═══ RECORD LIST ═══

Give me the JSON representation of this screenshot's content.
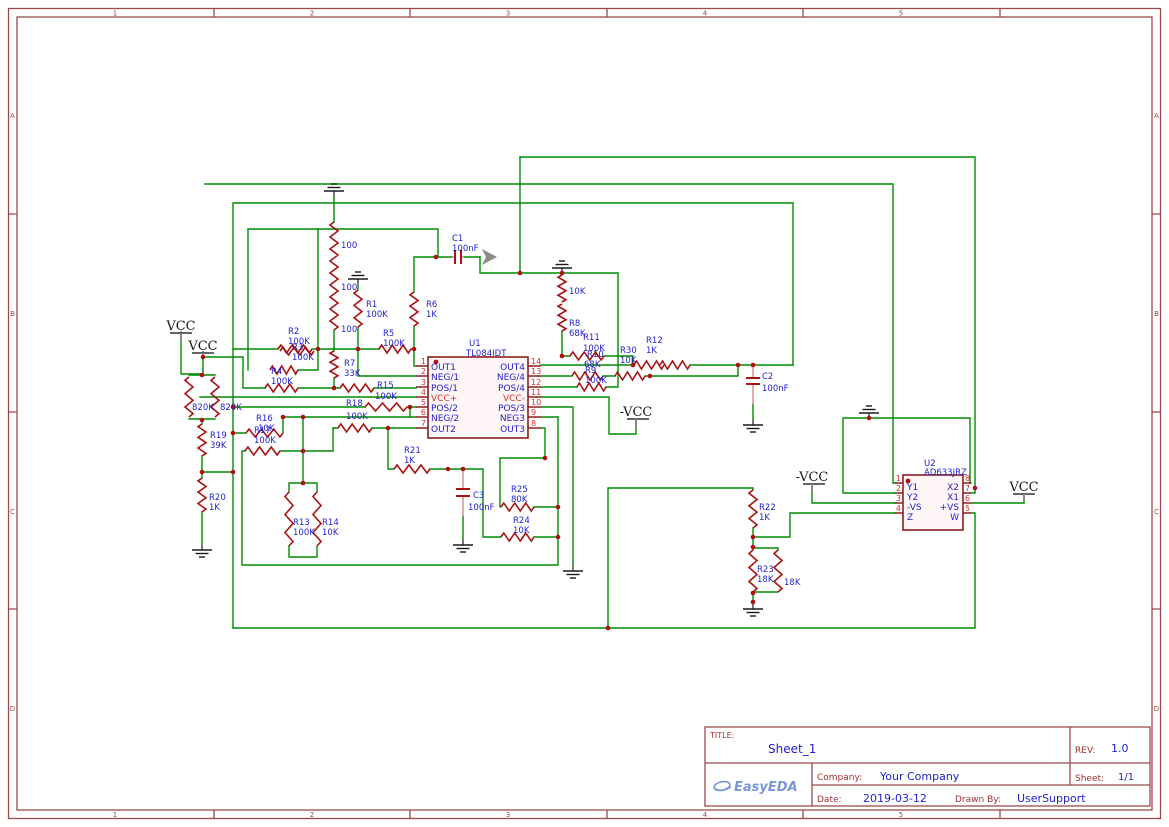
{
  "border": {
    "columns": [
      "1",
      "2",
      "3",
      "4",
      "5"
    ],
    "rows": [
      "A",
      "B",
      "C",
      "D"
    ]
  },
  "title_block": {
    "title_label": "TITLE:",
    "title": "Sheet_1",
    "rev_label": "REV:",
    "rev": "1.0",
    "company_label": "Company:",
    "company": "Your Company",
    "sheet_label": "Sheet:",
    "sheet": "1/1",
    "date_label": "Date:",
    "date": "2019-03-12",
    "drawn_label": "Drawn By:",
    "drawn_by": "UserSupport",
    "logo": "EasyEDA"
  },
  "nets": {
    "vcc": "VCC",
    "nvcc": "-VCC"
  },
  "u1": {
    "ref": "U1",
    "part": "TL084IDT",
    "pins_left": [
      {
        "n": "1",
        "name": "OUT1"
      },
      {
        "n": "2",
        "name": "NEG/1"
      },
      {
        "n": "3",
        "name": "POS/1"
      },
      {
        "n": "4",
        "name": "VCC+"
      },
      {
        "n": "5",
        "name": "POS/2"
      },
      {
        "n": "6",
        "name": "NEG/2"
      },
      {
        "n": "7",
        "name": "OUT2"
      }
    ],
    "pins_right": [
      {
        "n": "14",
        "name": "OUT4"
      },
      {
        "n": "13",
        "name": "NEG/4"
      },
      {
        "n": "12",
        "name": "POS/4"
      },
      {
        "n": "11",
        "name": "VCC-"
      },
      {
        "n": "10",
        "name": "POS/3"
      },
      {
        "n": "9",
        "name": "NEG3"
      },
      {
        "n": "8",
        "name": "OUT3"
      }
    ]
  },
  "u2": {
    "ref": "U2",
    "part": "AD633JRZ",
    "pins_left": [
      {
        "n": "1",
        "name": "Y1"
      },
      {
        "n": "2",
        "name": "Y2"
      },
      {
        "n": "3",
        "name": "-VS"
      },
      {
        "n": "4",
        "name": "Z"
      }
    ],
    "pins_right": [
      {
        "n": "8",
        "name": "X2"
      },
      {
        "n": "7",
        "name": "X1"
      },
      {
        "n": "6",
        "name": "+VS"
      },
      {
        "n": "5",
        "name": "W"
      }
    ]
  },
  "parts": {
    "r1": {
      "ref": "R1",
      "value": "100K"
    },
    "r2": {
      "ref": "R2",
      "value": "100K"
    },
    "r3": {
      "ref": "R3",
      "value": "100K"
    },
    "r4": {
      "ref": "R4",
      "value": "100K"
    },
    "r5": {
      "ref": "R5",
      "value": "100K"
    },
    "r6": {
      "ref": "R6",
      "value": "1K"
    },
    "r7": {
      "ref": "R7",
      "value": "33K"
    },
    "r8": {
      "ref": "R8",
      "value": "68K"
    },
    "r9": {
      "ref": "R9",
      "value": "100K"
    },
    "r10": {
      "ref": "R10",
      "value": "68K"
    },
    "r11": {
      "ref": "R11",
      "value": "100K"
    },
    "r12": {
      "ref": "R12",
      "value": "1K"
    },
    "r13": {
      "ref": "R13",
      "value": "100K"
    },
    "r14": {
      "ref": "R14",
      "value": "10K"
    },
    "r15": {
      "ref": "R15",
      "value": "100K"
    },
    "r16": {
      "ref": "R16",
      "value": "10K"
    },
    "r17": {
      "ref": "R17",
      "value": "100K"
    },
    "r18": {
      "ref": "R18",
      "value": "100K"
    },
    "r19": {
      "ref": "R19",
      "value": "39K"
    },
    "r20": {
      "ref": "R20",
      "value": "1K"
    },
    "r21": {
      "ref": "R21",
      "value": "1K"
    },
    "r22": {
      "ref": "R22",
      "value": "1K"
    },
    "r23": {
      "ref": "R23",
      "value": "18K"
    },
    "r23b": {
      "value": "18K"
    },
    "r24": {
      "ref": "R24",
      "value": "10K"
    },
    "r25": {
      "ref": "R25",
      "value": "80K"
    },
    "r30": {
      "ref": "R30",
      "value": "10K"
    },
    "r10k_top": {
      "value": "10K"
    },
    "r100_1": {
      "value": "100"
    },
    "r100_2": {
      "value": "100"
    },
    "r100_3": {
      "value": "100"
    },
    "r820_1": {
      "value": "820K"
    },
    "r820_2": {
      "value": "820K"
    },
    "c1": {
      "ref": "C1",
      "value": "100nF"
    },
    "c2": {
      "ref": "C2",
      "value": "100nF"
    },
    "c3": {
      "ref": "C3",
      "value": "100nF"
    }
  },
  "colors": {
    "wire": "#008b00",
    "component": "#a81414",
    "ic_outline": "#8b1f1f",
    "label": "#2222cc",
    "pin_number": "#cc3333",
    "border": "#9a4a4a",
    "logo": "#7a98d8",
    "junction": "#b01010"
  }
}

═══

▸ **GOAL**: Wherever the string "Company" appears in the entries above, list that line.

▸ **FINISHED ANSWER**:
    "company_label": "Company:",
    "company": "Your Company",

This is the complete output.